:: RECORDS SUPPLIED
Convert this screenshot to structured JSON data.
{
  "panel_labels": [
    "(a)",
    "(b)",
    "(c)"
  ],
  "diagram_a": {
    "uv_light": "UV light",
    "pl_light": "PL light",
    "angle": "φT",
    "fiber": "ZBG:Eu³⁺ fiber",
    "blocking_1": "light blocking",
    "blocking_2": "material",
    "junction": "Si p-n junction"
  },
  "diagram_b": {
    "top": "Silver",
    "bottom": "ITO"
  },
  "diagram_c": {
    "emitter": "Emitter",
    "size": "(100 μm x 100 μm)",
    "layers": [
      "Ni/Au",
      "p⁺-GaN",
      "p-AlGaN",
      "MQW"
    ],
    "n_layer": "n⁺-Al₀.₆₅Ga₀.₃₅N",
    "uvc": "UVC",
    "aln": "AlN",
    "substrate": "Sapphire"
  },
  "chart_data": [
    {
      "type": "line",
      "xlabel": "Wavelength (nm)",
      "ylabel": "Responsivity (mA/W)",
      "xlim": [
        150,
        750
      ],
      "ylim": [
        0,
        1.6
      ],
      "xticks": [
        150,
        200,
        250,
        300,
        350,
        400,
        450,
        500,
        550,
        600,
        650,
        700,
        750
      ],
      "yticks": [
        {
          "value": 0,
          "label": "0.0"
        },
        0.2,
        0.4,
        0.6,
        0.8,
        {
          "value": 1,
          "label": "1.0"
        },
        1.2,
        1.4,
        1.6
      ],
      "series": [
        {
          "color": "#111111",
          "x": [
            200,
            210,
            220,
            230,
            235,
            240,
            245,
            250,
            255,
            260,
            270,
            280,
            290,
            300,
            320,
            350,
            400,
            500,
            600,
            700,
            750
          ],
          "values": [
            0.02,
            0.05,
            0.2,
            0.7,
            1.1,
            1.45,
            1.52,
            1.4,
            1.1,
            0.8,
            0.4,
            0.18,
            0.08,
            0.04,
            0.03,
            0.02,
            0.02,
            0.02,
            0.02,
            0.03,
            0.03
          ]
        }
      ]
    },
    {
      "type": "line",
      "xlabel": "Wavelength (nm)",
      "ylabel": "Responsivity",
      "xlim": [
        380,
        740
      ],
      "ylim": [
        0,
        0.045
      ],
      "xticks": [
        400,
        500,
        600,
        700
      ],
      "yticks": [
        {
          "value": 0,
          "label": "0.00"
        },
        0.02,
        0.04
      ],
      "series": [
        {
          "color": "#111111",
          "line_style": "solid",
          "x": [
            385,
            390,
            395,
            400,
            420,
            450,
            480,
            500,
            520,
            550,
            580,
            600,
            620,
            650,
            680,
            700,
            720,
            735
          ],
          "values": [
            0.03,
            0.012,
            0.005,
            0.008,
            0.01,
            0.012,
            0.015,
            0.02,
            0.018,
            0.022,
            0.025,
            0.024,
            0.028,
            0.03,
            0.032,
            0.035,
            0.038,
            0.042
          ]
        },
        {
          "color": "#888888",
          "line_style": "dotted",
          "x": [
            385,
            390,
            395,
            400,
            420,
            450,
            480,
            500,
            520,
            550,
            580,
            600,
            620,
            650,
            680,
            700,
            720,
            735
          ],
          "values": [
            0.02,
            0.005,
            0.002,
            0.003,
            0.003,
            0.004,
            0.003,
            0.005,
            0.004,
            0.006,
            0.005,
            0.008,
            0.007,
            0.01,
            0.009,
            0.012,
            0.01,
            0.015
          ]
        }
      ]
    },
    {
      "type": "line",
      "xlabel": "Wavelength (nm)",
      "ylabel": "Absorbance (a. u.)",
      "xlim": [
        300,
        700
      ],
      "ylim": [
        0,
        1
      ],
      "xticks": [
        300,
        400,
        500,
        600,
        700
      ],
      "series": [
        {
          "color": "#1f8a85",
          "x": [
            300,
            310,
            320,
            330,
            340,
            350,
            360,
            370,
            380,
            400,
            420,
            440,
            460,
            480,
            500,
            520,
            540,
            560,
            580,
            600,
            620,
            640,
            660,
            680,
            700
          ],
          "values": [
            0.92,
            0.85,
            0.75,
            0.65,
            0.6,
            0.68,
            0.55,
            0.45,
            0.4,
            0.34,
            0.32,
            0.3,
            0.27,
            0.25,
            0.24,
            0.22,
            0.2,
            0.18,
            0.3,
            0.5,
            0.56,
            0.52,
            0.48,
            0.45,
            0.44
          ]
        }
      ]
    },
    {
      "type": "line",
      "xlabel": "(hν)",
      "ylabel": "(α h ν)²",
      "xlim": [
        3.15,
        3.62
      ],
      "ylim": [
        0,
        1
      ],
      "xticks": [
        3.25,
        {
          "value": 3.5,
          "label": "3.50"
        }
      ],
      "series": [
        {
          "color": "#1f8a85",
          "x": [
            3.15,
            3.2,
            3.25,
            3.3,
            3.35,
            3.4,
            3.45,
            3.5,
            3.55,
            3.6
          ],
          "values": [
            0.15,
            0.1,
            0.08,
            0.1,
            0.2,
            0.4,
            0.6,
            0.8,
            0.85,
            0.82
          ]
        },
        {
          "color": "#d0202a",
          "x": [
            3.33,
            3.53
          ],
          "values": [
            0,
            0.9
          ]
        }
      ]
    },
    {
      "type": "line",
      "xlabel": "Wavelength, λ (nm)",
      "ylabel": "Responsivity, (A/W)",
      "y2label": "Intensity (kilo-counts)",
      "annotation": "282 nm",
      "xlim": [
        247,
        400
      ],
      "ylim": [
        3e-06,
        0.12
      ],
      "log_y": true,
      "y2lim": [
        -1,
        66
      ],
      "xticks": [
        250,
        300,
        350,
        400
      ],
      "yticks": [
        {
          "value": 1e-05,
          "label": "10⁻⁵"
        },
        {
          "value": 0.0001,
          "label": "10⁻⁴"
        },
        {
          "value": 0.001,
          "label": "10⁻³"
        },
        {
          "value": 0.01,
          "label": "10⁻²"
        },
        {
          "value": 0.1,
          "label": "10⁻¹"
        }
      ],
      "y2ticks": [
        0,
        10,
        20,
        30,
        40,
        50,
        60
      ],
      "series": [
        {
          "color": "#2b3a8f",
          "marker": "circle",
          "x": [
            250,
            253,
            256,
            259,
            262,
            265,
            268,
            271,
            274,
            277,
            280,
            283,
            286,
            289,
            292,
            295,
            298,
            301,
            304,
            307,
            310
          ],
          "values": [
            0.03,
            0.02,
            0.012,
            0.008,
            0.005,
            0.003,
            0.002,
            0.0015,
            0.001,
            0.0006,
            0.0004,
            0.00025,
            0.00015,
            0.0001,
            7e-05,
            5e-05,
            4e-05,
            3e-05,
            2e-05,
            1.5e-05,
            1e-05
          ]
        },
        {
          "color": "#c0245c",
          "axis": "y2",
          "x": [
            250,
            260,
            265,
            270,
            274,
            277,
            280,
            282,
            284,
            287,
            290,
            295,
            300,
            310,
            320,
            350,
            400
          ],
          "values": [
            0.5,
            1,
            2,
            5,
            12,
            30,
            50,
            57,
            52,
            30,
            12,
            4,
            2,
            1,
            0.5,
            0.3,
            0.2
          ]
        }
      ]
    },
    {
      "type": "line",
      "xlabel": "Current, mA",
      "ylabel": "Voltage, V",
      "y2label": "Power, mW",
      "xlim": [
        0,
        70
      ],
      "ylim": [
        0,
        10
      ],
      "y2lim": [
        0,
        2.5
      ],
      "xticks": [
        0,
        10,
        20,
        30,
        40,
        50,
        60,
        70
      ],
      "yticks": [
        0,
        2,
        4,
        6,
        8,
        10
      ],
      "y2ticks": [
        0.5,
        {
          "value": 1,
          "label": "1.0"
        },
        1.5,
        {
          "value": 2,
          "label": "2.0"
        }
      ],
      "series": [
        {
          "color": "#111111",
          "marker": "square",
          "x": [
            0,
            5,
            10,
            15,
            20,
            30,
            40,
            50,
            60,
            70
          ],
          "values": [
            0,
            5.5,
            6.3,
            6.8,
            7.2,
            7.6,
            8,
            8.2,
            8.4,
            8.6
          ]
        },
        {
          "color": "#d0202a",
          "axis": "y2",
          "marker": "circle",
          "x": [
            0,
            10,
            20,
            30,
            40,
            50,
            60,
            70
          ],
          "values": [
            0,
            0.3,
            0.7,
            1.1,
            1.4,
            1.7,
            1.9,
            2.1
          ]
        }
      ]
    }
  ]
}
::::
> [PROBLEM REQUIREMENTS]
Search the entries for the word "Responsivity" and gather every line where it appears.

> [TASK RESULT]
      "ylabel": "Responsivity (mA/W)",
      "ylabel": "Responsivity",
      "ylabel": "Responsivity, (A/W)",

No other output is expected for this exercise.